#### Exercise directions:
Reproduce all of the data below without alteration; exclude every picture.
[Data shown start]
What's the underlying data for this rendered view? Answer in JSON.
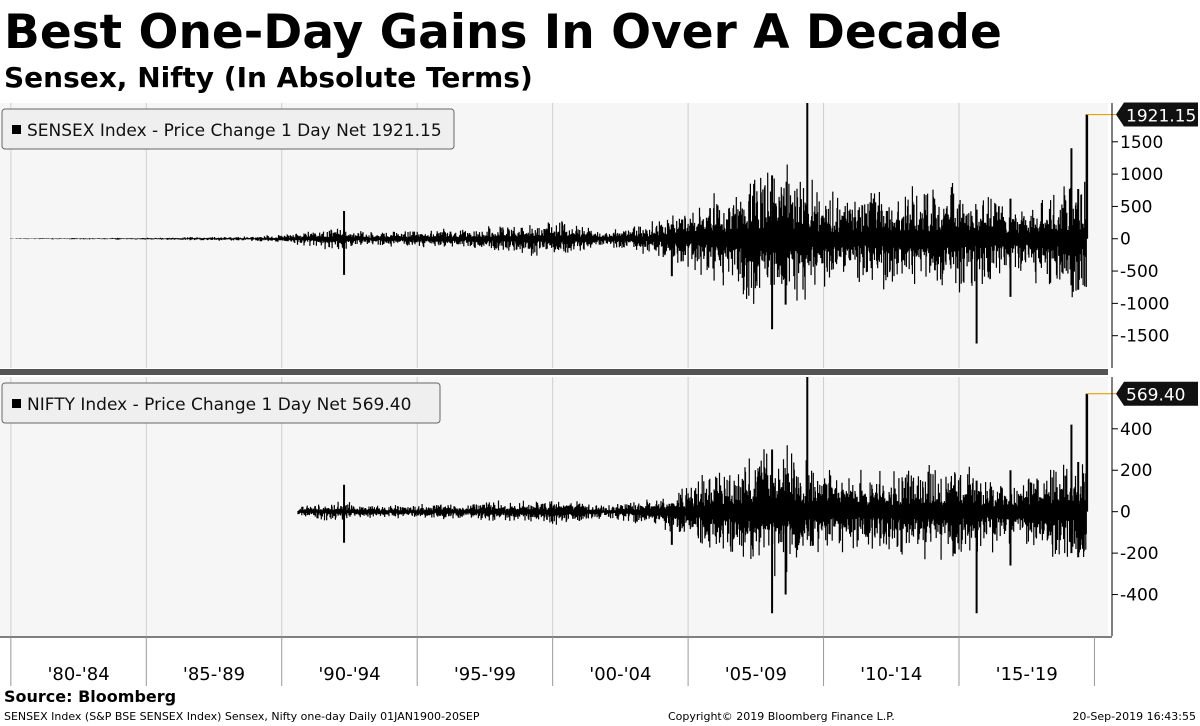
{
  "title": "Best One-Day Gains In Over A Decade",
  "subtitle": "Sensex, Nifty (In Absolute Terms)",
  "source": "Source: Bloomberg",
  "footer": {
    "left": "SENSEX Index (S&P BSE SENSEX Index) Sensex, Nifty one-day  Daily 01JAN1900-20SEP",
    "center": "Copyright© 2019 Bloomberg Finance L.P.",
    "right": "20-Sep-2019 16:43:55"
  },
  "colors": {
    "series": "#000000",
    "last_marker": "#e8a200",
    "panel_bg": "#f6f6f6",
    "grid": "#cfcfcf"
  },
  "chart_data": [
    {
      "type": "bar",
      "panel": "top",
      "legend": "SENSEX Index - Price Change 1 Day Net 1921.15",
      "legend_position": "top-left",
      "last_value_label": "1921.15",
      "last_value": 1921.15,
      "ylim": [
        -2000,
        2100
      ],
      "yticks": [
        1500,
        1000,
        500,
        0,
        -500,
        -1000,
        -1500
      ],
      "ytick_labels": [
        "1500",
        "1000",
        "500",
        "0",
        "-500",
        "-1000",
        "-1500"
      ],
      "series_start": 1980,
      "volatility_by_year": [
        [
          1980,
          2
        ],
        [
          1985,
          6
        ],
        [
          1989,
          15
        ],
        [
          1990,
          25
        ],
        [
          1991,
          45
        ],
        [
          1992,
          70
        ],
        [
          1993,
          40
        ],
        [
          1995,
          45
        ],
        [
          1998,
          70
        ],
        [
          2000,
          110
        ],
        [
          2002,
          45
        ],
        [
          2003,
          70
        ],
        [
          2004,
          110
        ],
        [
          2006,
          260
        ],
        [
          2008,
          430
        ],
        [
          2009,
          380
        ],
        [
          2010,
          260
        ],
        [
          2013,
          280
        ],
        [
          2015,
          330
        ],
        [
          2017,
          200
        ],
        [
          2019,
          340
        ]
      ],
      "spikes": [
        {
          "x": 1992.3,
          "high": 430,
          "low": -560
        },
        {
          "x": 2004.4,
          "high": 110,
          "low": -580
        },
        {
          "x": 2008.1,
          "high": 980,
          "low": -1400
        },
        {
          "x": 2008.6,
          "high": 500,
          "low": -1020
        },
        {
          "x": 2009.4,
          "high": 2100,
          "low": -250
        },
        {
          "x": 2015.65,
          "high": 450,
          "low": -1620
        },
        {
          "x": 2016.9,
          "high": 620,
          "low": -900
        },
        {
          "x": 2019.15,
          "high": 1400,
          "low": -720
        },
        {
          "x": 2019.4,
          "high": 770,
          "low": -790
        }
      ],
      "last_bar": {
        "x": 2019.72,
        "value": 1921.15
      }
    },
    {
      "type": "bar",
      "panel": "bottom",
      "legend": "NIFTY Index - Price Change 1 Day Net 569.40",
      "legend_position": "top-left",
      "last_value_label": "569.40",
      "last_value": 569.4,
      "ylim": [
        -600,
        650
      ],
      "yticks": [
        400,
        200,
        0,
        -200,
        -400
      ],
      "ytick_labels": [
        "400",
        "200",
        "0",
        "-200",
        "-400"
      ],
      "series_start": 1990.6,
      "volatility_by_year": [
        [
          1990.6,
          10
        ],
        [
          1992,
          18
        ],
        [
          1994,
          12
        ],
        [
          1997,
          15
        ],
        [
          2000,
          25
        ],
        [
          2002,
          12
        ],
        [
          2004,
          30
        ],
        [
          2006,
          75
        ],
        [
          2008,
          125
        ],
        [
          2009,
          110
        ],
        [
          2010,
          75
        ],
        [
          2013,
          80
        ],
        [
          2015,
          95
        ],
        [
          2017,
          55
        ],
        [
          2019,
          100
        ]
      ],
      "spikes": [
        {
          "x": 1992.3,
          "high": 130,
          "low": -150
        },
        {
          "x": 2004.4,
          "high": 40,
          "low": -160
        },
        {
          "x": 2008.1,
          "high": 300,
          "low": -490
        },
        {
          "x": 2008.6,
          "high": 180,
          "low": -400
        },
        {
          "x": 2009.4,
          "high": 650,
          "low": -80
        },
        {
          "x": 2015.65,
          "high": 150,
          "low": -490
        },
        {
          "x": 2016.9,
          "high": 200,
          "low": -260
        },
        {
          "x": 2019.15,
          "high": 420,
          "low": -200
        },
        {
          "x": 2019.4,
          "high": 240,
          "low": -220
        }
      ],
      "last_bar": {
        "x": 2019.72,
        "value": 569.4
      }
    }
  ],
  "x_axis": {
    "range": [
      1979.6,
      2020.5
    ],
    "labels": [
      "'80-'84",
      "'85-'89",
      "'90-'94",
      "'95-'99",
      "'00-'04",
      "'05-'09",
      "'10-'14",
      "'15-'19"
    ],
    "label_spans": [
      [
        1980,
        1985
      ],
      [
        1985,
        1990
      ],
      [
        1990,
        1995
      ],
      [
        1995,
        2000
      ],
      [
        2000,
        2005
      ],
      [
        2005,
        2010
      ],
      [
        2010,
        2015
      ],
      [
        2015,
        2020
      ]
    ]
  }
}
[Data shown end]
#### Task solution:
What's the underlying data for this rendered view? Answer in JSON.
{
  "title": "Best One-Day Gains In Over A Decade",
  "subtitle": "Sensex, Nifty (In Absolute Terms)",
  "source": "Source: Bloomberg",
  "footer": {
    "left": "SENSEX Index (S&P BSE SENSEX Index) Sensex, Nifty one-day  Daily 01JAN1900-20SEP",
    "center": "Copyright© 2019 Bloomberg Finance L.P.",
    "right": "20-Sep-2019 16:43:55"
  },
  "colors": {
    "series": "#000000",
    "last_marker": "#e8a200",
    "panel_bg": "#f6f6f6",
    "grid": "#cfcfcf"
  },
  "chart_data": [
    {
      "type": "bar",
      "panel": "top",
      "legend": "SENSEX Index - Price Change 1 Day Net 1921.15",
      "legend_position": "top-left",
      "last_value_label": "1921.15",
      "last_value": 1921.15,
      "ylim": [
        -2000,
        2100
      ],
      "yticks": [
        1500,
        1000,
        500,
        0,
        -500,
        -1000,
        -1500
      ],
      "ytick_labels": [
        "1500",
        "1000",
        "500",
        "0",
        "-500",
        "-1000",
        "-1500"
      ],
      "series_start": 1980,
      "volatility_by_year": [
        [
          1980,
          2
        ],
        [
          1985,
          6
        ],
        [
          1989,
          15
        ],
        [
          1990,
          25
        ],
        [
          1991,
          45
        ],
        [
          1992,
          70
        ],
        [
          1993,
          40
        ],
        [
          1995,
          45
        ],
        [
          1998,
          70
        ],
        [
          2000,
          110
        ],
        [
          2002,
          45
        ],
        [
          2003,
          70
        ],
        [
          2004,
          110
        ],
        [
          2006,
          260
        ],
        [
          2008,
          430
        ],
        [
          2009,
          380
        ],
        [
          2010,
          260
        ],
        [
          2013,
          280
        ],
        [
          2015,
          330
        ],
        [
          2017,
          200
        ],
        [
          2019,
          340
        ]
      ],
      "spikes": [
        {
          "x": 1992.3,
          "high": 430,
          "low": -560
        },
        {
          "x": 2004.4,
          "high": 110,
          "low": -580
        },
        {
          "x": 2008.1,
          "high": 980,
          "low": -1400
        },
        {
          "x": 2008.6,
          "high": 500,
          "low": -1020
        },
        {
          "x": 2009.4,
          "high": 2100,
          "low": -250
        },
        {
          "x": 2015.65,
          "high": 450,
          "low": -1620
        },
        {
          "x": 2016.9,
          "high": 620,
          "low": -900
        },
        {
          "x": 2019.15,
          "high": 1400,
          "low": -720
        },
        {
          "x": 2019.4,
          "high": 770,
          "low": -790
        }
      ],
      "last_bar": {
        "x": 2019.72,
        "value": 1921.15
      }
    },
    {
      "type": "bar",
      "panel": "bottom",
      "legend": "NIFTY Index - Price Change 1 Day Net 569.40",
      "legend_position": "top-left",
      "last_value_label": "569.40",
      "last_value": 569.4,
      "ylim": [
        -600,
        650
      ],
      "yticks": [
        400,
        200,
        0,
        -200,
        -400
      ],
      "ytick_labels": [
        "400",
        "200",
        "0",
        "-200",
        "-400"
      ],
      "series_start": 1990.6,
      "volatility_by_year": [
        [
          1990.6,
          10
        ],
        [
          1992,
          18
        ],
        [
          1994,
          12
        ],
        [
          1997,
          15
        ],
        [
          2000,
          25
        ],
        [
          2002,
          12
        ],
        [
          2004,
          30
        ],
        [
          2006,
          75
        ],
        [
          2008,
          125
        ],
        [
          2009,
          110
        ],
        [
          2010,
          75
        ],
        [
          2013,
          80
        ],
        [
          2015,
          95
        ],
        [
          2017,
          55
        ],
        [
          2019,
          100
        ]
      ],
      "spikes": [
        {
          "x": 1992.3,
          "high": 130,
          "low": -150
        },
        {
          "x": 2004.4,
          "high": 40,
          "low": -160
        },
        {
          "x": 2008.1,
          "high": 300,
          "low": -490
        },
        {
          "x": 2008.6,
          "high": 180,
          "low": -400
        },
        {
          "x": 2009.4,
          "high": 650,
          "low": -80
        },
        {
          "x": 2015.65,
          "high": 150,
          "low": -490
        },
        {
          "x": 2016.9,
          "high": 200,
          "low": -260
        },
        {
          "x": 2019.15,
          "high": 420,
          "low": -200
        },
        {
          "x": 2019.4,
          "high": 240,
          "low": -220
        }
      ],
      "last_bar": {
        "x": 2019.72,
        "value": 569.4
      }
    }
  ],
  "x_axis": {
    "range": [
      1979.6,
      2020.5
    ],
    "labels": [
      "'80-'84",
      "'85-'89",
      "'90-'94",
      "'95-'99",
      "'00-'04",
      "'05-'09",
      "'10-'14",
      "'15-'19"
    ],
    "label_spans": [
      [
        1980,
        1985
      ],
      [
        1985,
        1990
      ],
      [
        1990,
        1995
      ],
      [
        1995,
        2000
      ],
      [
        2000,
        2005
      ],
      [
        2005,
        2010
      ],
      [
        2010,
        2015
      ],
      [
        2015,
        2020
      ]
    ]
  }
}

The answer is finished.